Only the lines from the one containing "Transcribe this image's" through the end of the entries should be repeated, exactly as they appear, first and last included.

--- Start Excerpted records ---

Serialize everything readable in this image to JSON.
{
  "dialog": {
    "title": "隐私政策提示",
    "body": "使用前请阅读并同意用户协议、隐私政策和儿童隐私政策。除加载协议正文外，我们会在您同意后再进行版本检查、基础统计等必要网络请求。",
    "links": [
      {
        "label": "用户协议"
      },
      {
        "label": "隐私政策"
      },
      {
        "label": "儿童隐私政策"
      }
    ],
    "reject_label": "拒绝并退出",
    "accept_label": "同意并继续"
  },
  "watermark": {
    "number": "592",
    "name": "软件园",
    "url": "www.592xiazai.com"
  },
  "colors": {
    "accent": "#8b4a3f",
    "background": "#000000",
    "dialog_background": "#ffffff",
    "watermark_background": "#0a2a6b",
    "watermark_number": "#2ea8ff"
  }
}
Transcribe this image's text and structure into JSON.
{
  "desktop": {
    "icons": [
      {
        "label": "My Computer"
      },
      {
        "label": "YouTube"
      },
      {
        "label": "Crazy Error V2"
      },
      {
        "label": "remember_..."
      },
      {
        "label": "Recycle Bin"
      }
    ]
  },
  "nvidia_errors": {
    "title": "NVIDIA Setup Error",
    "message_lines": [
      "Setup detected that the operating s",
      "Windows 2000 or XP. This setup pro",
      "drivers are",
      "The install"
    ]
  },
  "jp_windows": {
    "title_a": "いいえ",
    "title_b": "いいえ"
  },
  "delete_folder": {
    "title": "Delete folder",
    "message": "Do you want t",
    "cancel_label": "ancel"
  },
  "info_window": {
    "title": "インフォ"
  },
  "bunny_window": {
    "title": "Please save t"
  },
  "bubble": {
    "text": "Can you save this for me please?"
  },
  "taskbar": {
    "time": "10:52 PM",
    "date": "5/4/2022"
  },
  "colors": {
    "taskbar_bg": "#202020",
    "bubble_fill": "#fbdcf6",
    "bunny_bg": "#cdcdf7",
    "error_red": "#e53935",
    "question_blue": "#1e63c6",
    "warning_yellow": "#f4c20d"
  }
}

--- End Excerpted records ---

* **Full output**
Transcribe this image's text and structure into JSON.
{
  "desktop": {
    "icons": [
      {
        "label": "My Computer"
      },
      {
        "label": "YouTube"
      },
      {
        "label": "Crazy Error V2"
      },
      {
        "label": "remember_..."
      },
      {
        "label": "Recycle Bin"
      }
    ]
  },
  "nvidia_errors": {
    "title": "NVIDIA Setup Error",
    "message_lines": [
      "Setup detected that the operating s",
      "Windows 2000 or XP. This setup pro",
      "drivers are",
      "The install"
    ]
  },
  "jp_windows": {
    "title_a": "いいえ",
    "title_b": "いいえ"
  },
  "delete_folder": {
    "title": "Delete folder",
    "message": "Do you want t",
    "cancel_label": "ancel"
  },
  "info_window": {
    "title": "インフォ"
  },
  "bunny_window": {
    "title": "Please save t"
  },
  "bubble": {
    "text": "Can you save this for me please?"
  },
  "taskbar": {
    "time": "10:52 PM",
    "date": "5/4/2022"
  },
  "colors": {
    "taskbar_bg": "#202020",
    "bubble_fill": "#fbdcf6",
    "bunny_bg": "#cdcdf7",
    "error_red": "#e53935",
    "question_blue": "#1e63c6",
    "warning_yellow": "#f4c20d"
  }
}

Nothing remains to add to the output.